Written task
Write out every entry, unchanged. Skip any picture.

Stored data
-=-=-

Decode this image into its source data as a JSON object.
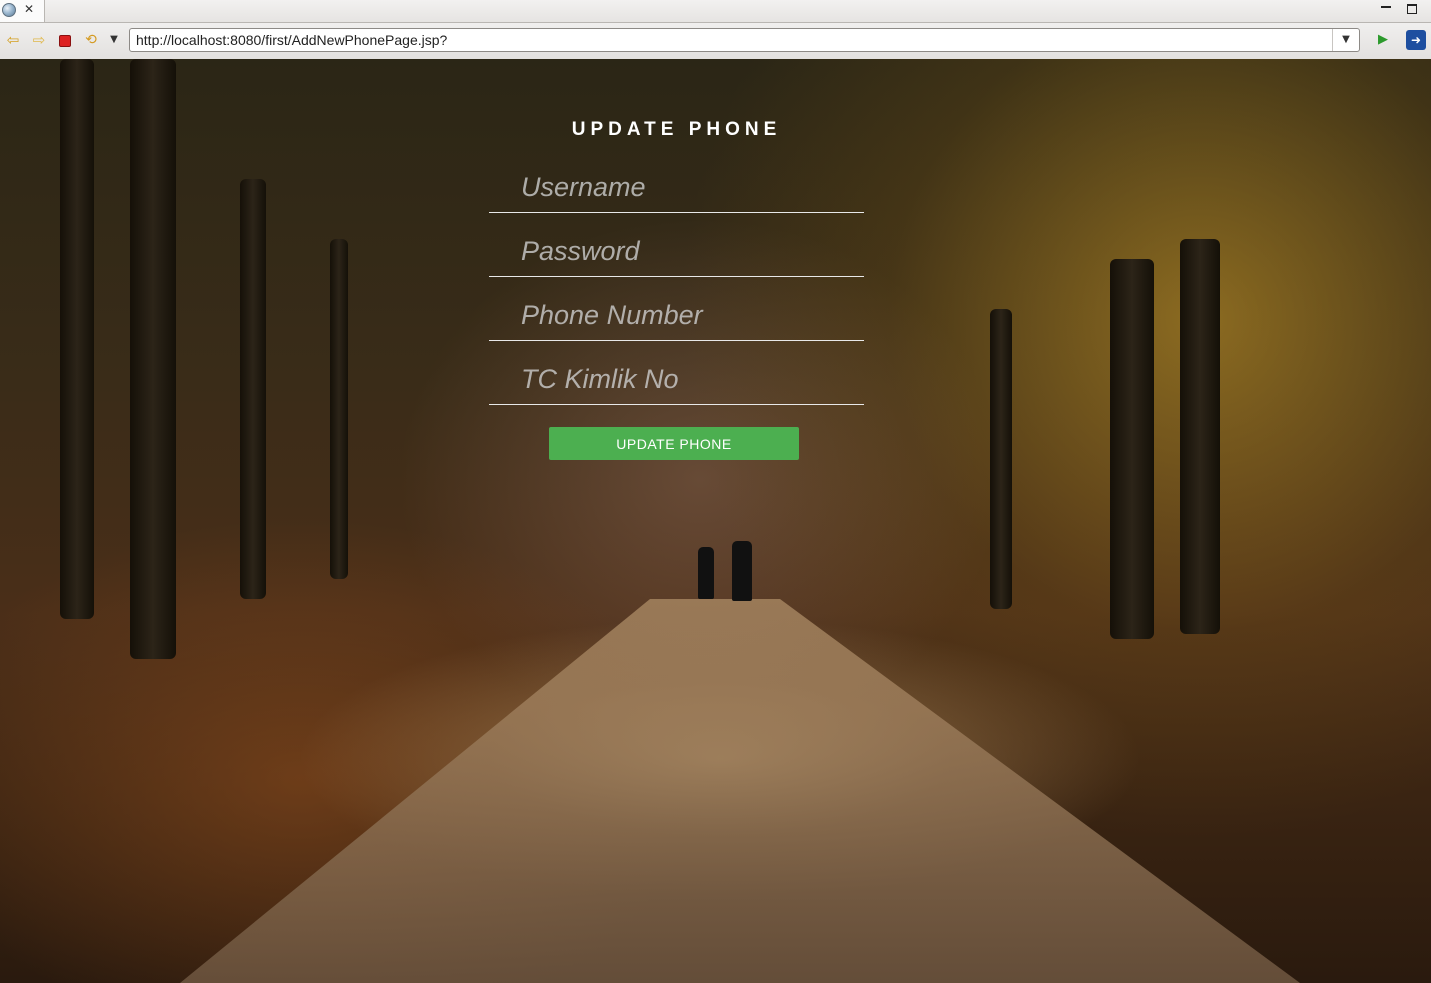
{
  "browser": {
    "tab_icon": "globe-icon",
    "tab_close_glyph": "✕",
    "url": "http://localhost:8080/first/AddNewPhonePage.jsp?",
    "toolbar_icons": [
      "back-arrow-icon",
      "forward-arrow-icon",
      "stop-icon",
      "refresh-icon",
      "dropdown-icon",
      "go-icon",
      "eclipse-icon"
    ]
  },
  "form": {
    "title": "UPDATE PHONE",
    "fields": [
      {
        "placeholder": "Username"
      },
      {
        "placeholder": "Password"
      },
      {
        "placeholder": "Phone Number"
      },
      {
        "placeholder": "TC Kimlik No"
      }
    ],
    "submit_label": "UPDATE PHONE"
  },
  "colors": {
    "button": "#4caf50",
    "text": "#ffffff"
  }
}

-=-=-

In response
Decode this image into its source data as a JSON object.
{
  "browser": {
    "tab_icon": "globe-icon",
    "tab_close_glyph": "✕",
    "url": "http://localhost:8080/first/AddNewPhonePage.jsp?",
    "toolbar_icons": [
      "back-arrow-icon",
      "forward-arrow-icon",
      "stop-icon",
      "refresh-icon",
      "dropdown-icon",
      "go-icon",
      "eclipse-icon"
    ]
  },
  "form": {
    "title": "UPDATE PHONE",
    "fields": [
      {
        "placeholder": "Username"
      },
      {
        "placeholder": "Password"
      },
      {
        "placeholder": "Phone Number"
      },
      {
        "placeholder": "TC Kimlik No"
      }
    ],
    "submit_label": "UPDATE PHONE"
  },
  "colors": {
    "button": "#4caf50",
    "text": "#ffffff"
  }
}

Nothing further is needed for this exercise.